Task objective
Exclude all pictures, then copy each of the records exactly as written.

Stored data
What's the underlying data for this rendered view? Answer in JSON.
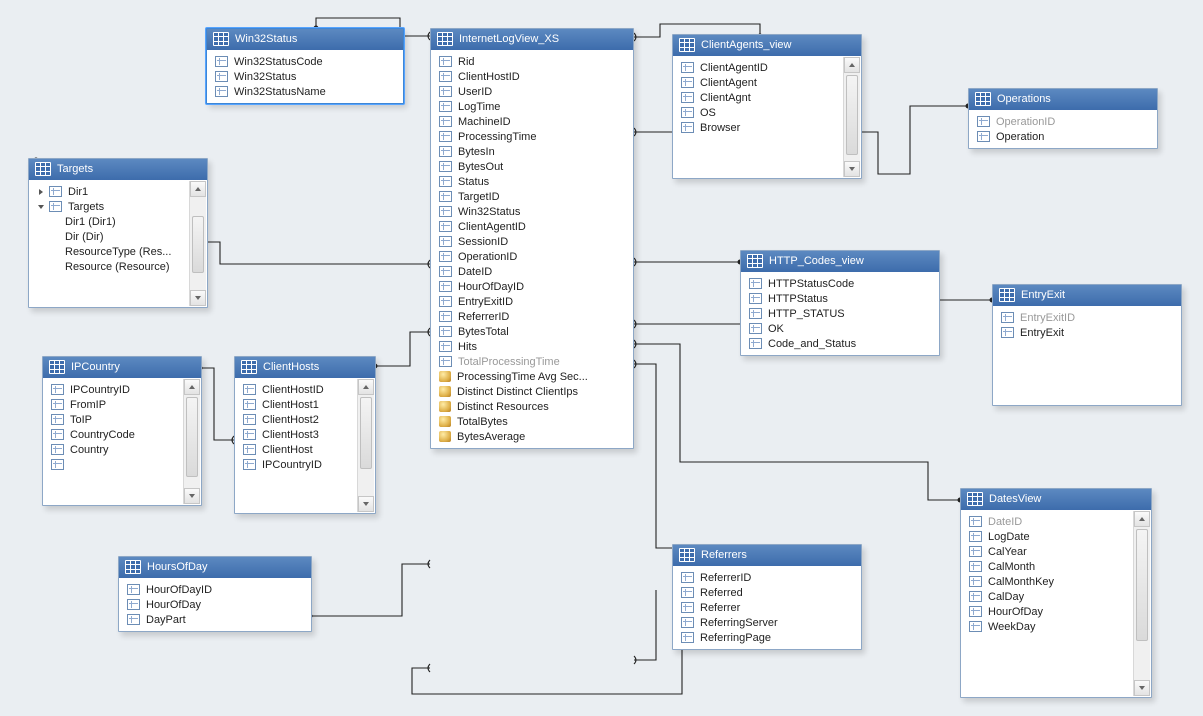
{
  "tables": {
    "win32": {
      "title": "Win32Status",
      "cols": [
        {
          "n": "Win32StatusCode"
        },
        {
          "n": "Win32Status"
        },
        {
          "n": "Win32StatusName"
        }
      ]
    },
    "targets": {
      "title": "Targets",
      "rows": [
        {
          "n": "Dir1",
          "tree": true,
          "caret": false
        },
        {
          "n": "Targets",
          "tree": true,
          "caret": true
        },
        {
          "n": "Dir1 (Dir1)",
          "indent": 2
        },
        {
          "n": "Dir (Dir)",
          "indent": 2
        },
        {
          "n": "ResourceType (Res...",
          "indent": 2
        },
        {
          "n": "Resource (Resource)",
          "indent": 2
        }
      ]
    },
    "ipcountry": {
      "title": "IPCountry",
      "cols": [
        {
          "n": "IPCountryID"
        },
        {
          "n": "FromIP"
        },
        {
          "n": "ToIP"
        },
        {
          "n": "CountryCode"
        },
        {
          "n": "Country"
        },
        {
          "n": ""
        }
      ]
    },
    "clienthosts": {
      "title": "ClientHosts",
      "cols": [
        {
          "n": "ClientHostID"
        },
        {
          "n": "ClientHost1"
        },
        {
          "n": "ClientHost2"
        },
        {
          "n": "ClientHost3"
        },
        {
          "n": "ClientHost"
        },
        {
          "n": "IPCountryID"
        }
      ]
    },
    "hoursofday": {
      "title": "HoursOfDay",
      "cols": [
        {
          "n": "HourOfDayID"
        },
        {
          "n": "HourOfDay"
        },
        {
          "n": "DayPart"
        }
      ]
    },
    "logview": {
      "title": "InternetLogView_XS",
      "cols": [
        {
          "n": "Rid"
        },
        {
          "n": "ClientHostID"
        },
        {
          "n": "UserID"
        },
        {
          "n": "LogTime"
        },
        {
          "n": "MachineID"
        },
        {
          "n": "ProcessingTime"
        },
        {
          "n": "BytesIn"
        },
        {
          "n": "BytesOut"
        },
        {
          "n": "Status"
        },
        {
          "n": "TargetID"
        },
        {
          "n": "Win32Status"
        },
        {
          "n": "ClientAgentID"
        },
        {
          "n": "SessionID"
        },
        {
          "n": "OperationID"
        },
        {
          "n": "DateID"
        },
        {
          "n": "HourOfDayID"
        },
        {
          "n": "EntryExitID"
        },
        {
          "n": "ReferrerID"
        },
        {
          "n": "BytesTotal"
        },
        {
          "n": "Hits"
        },
        {
          "n": "TotalProcessingTime",
          "dim": true
        },
        {
          "n": "ProcessingTime Avg Sec...",
          "agg": true
        },
        {
          "n": "Distinct Distinct ClientIps",
          "agg": true
        },
        {
          "n": "Distinct Resources",
          "agg": true
        },
        {
          "n": "TotalBytes",
          "agg": true
        },
        {
          "n": "BytesAverage",
          "agg": true
        }
      ]
    },
    "clientagents": {
      "title": "ClientAgents_view",
      "cols": [
        {
          "n": "ClientAgentID"
        },
        {
          "n": "ClientAgent"
        },
        {
          "n": "ClientAgnt"
        },
        {
          "n": "OS"
        },
        {
          "n": "Browser"
        }
      ]
    },
    "operations": {
      "title": "Operations",
      "cols": [
        {
          "n": "OperationID",
          "dim": true
        },
        {
          "n": "Operation"
        }
      ]
    },
    "httpcodes": {
      "title": "HTTP_Codes_view",
      "cols": [
        {
          "n": "HTTPStatusCode"
        },
        {
          "n": "HTTPStatus"
        },
        {
          "n": "HTTP_STATUS"
        },
        {
          "n": "OK"
        },
        {
          "n": "Code_and_Status"
        }
      ]
    },
    "entryexit": {
      "title": "EntryExit",
      "cols": [
        {
          "n": "EntryExitID",
          "dim": true
        },
        {
          "n": "EntryExit"
        }
      ]
    },
    "referrers": {
      "title": "Referrers",
      "cols": [
        {
          "n": "ReferrerID"
        },
        {
          "n": "Referred"
        },
        {
          "n": "Referrer"
        },
        {
          "n": "ReferringServer"
        },
        {
          "n": "ReferringPage"
        }
      ]
    },
    "datesview": {
      "title": "DatesView",
      "cols": [
        {
          "n": "DateID",
          "dim": true
        },
        {
          "n": "LogDate"
        },
        {
          "n": "CalYear"
        },
        {
          "n": "CalMonth"
        },
        {
          "n": "CalMonthKey"
        },
        {
          "n": "CalDay"
        },
        {
          "n": "HourOfDay"
        },
        {
          "n": "WeekDay"
        }
      ]
    }
  }
}
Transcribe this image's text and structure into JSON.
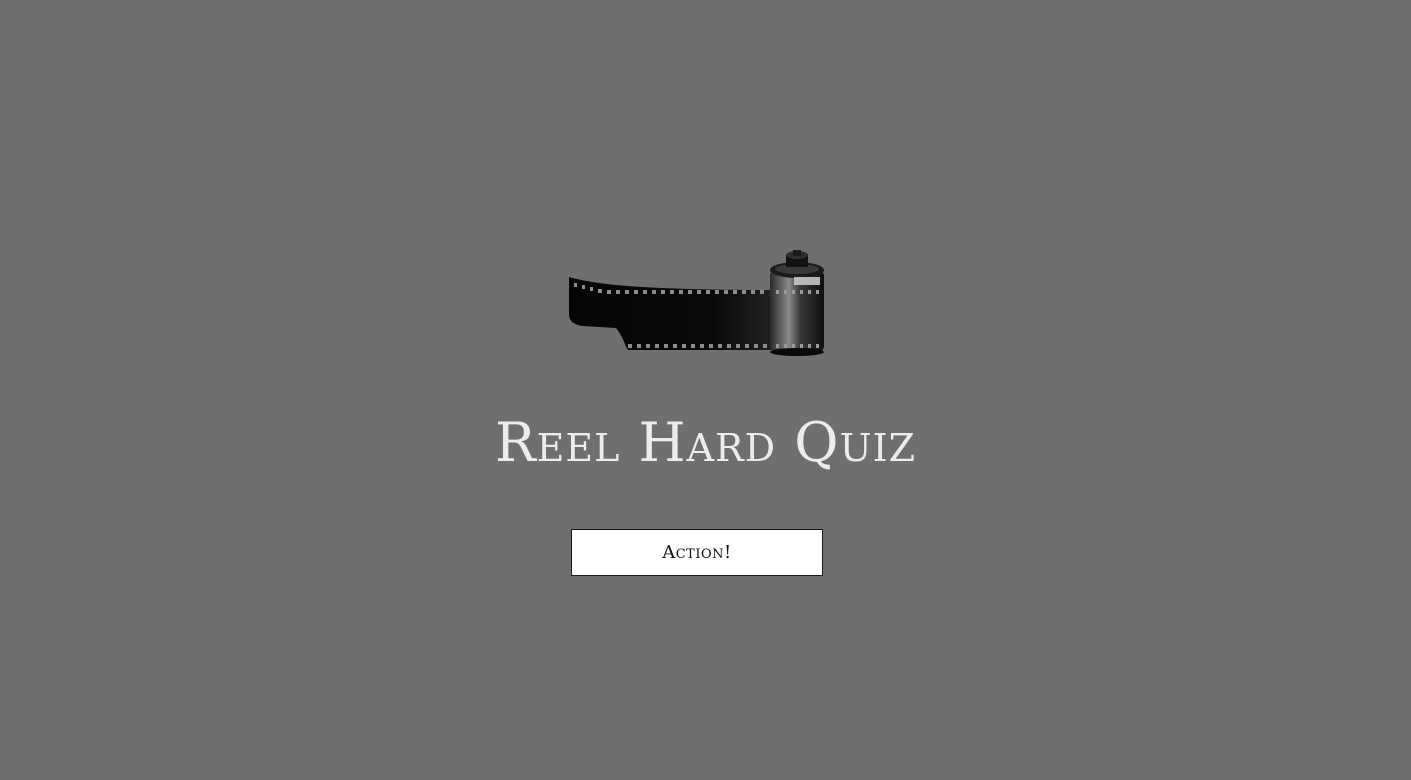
{
  "page": {
    "background_color": "#6f6f6f"
  },
  "logo": {
    "icon": "film-reel-icon"
  },
  "header": {
    "title": "Reel Hard Quiz"
  },
  "main": {
    "start_button_label": "Action!"
  },
  "colors": {
    "title": "#ececec",
    "button_bg": "#ffffff",
    "button_border": "#1a1a1a"
  }
}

Output below
What's the underlying data for this rendered view? Answer in JSON.
{
  "tables": {
    "win32": {
      "title": "Win32Status",
      "cols": [
        {
          "n": "Win32StatusCode"
        },
        {
          "n": "Win32Status"
        },
        {
          "n": "Win32StatusName"
        }
      ]
    },
    "targets": {
      "title": "Targets",
      "rows": [
        {
          "n": "Dir1",
          "tree": true,
          "caret": false
        },
        {
          "n": "Targets",
          "tree": true,
          "caret": true
        },
        {
          "n": "Dir1 (Dir1)",
          "indent": 2
        },
        {
          "n": "Dir (Dir)",
          "indent": 2
        },
        {
          "n": "ResourceType (Res...",
          "indent": 2
        },
        {
          "n": "Resource (Resource)",
          "indent": 2
        }
      ]
    },
    "ipcountry": {
      "title": "IPCountry",
      "cols": [
        {
          "n": "IPCountryID"
        },
        {
          "n": "FromIP"
        },
        {
          "n": "ToIP"
        },
        {
          "n": "CountryCode"
        },
        {
          "n": "Country"
        },
        {
          "n": ""
        }
      ]
    },
    "clienthosts": {
      "title": "ClientHosts",
      "cols": [
        {
          "n": "ClientHostID"
        },
        {
          "n": "ClientHost1"
        },
        {
          "n": "ClientHost2"
        },
        {
          "n": "ClientHost3"
        },
        {
          "n": "ClientHost"
        },
        {
          "n": "IPCountryID"
        }
      ]
    },
    "hoursofday": {
      "title": "HoursOfDay",
      "cols": [
        {
          "n": "HourOfDayID"
        },
        {
          "n": "HourOfDay"
        },
        {
          "n": "DayPart"
        }
      ]
    },
    "logview": {
      "title": "InternetLogView_XS",
      "cols": [
        {
          "n": "Rid"
        },
        {
          "n": "ClientHostID"
        },
        {
          "n": "UserID"
        },
        {
          "n": "LogTime"
        },
        {
          "n": "MachineID"
        },
        {
          "n": "ProcessingTime"
        },
        {
          "n": "BytesIn"
        },
        {
          "n": "BytesOut"
        },
        {
          "n": "Status"
        },
        {
          "n": "TargetID"
        },
        {
          "n": "Win32Status"
        },
        {
          "n": "ClientAgentID"
        },
        {
          "n": "SessionID"
        },
        {
          "n": "OperationID"
        },
        {
          "n": "DateID"
        },
        {
          "n": "HourOfDayID"
        },
        {
          "n": "EntryExitID"
        },
        {
          "n": "ReferrerID"
        },
        {
          "n": "BytesTotal"
        },
        {
          "n": "Hits"
        },
        {
          "n": "TotalProcessingTime",
          "dim": true
        },
        {
          "n": "ProcessingTime Avg Sec...",
          "agg": true
        },
        {
          "n": "Distinct Distinct ClientIps",
          "agg": true
        },
        {
          "n": "Distinct Resources",
          "agg": true
        },
        {
          "n": "TotalBytes",
          "agg": true
        },
        {
          "n": "BytesAverage",
          "agg": true
        }
      ]
    },
    "clientagents": {
      "title": "ClientAgents_view",
      "cols": [
        {
          "n": "ClientAgentID"
        },
        {
          "n": "ClientAgent"
        },
        {
          "n": "ClientAgnt"
        },
        {
          "n": "OS"
        },
        {
          "n": "Browser"
        }
      ]
    },
    "operations": {
      "title": "Operations",
      "cols": [
        {
          "n": "OperationID",
          "dim": true
        },
        {
          "n": "Operation"
        }
      ]
    },
    "httpcodes": {
      "title": "HTTP_Codes_view",
      "cols": [
        {
          "n": "HTTPStatusCode"
        },
        {
          "n": "HTTPStatus"
        },
        {
          "n": "HTTP_STATUS"
        },
        {
          "n": "OK"
        },
        {
          "n": "Code_and_Status"
        }
      ]
    },
    "entryexit": {
      "title": "EntryExit",
      "cols": [
        {
          "n": "EntryExitID",
          "dim": true
        },
        {
          "n": "EntryExit"
        }
      ]
    },
    "referrers": {
      "title": "Referrers",
      "cols": [
        {
          "n": "ReferrerID"
        },
        {
          "n": "Referred"
        },
        {
          "n": "Referrer"
        },
        {
          "n": "ReferringServer"
        },
        {
          "n": "ReferringPage"
        }
      ]
    },
    "datesview": {
      "title": "DatesView",
      "cols": [
        {
          "n": "DateID",
          "dim": true
        },
        {
          "n": "LogDate"
        },
        {
          "n": "CalYear"
        },
        {
          "n": "CalMonth"
        },
        {
          "n": "CalMonthKey"
        },
        {
          "n": "CalDay"
        },
        {
          "n": "HourOfDay"
        },
        {
          "n": "WeekDay"
        }
      ]
    }
  }
}
Transcribe this image's text and structure into JSON.
{
  "page": {
    "background_color": "#6f6f6f"
  },
  "logo": {
    "icon": "film-reel-icon"
  },
  "header": {
    "title": "Reel Hard Quiz"
  },
  "main": {
    "start_button_label": "Action!"
  },
  "colors": {
    "title": "#ececec",
    "button_bg": "#ffffff",
    "button_border": "#1a1a1a"
  }
}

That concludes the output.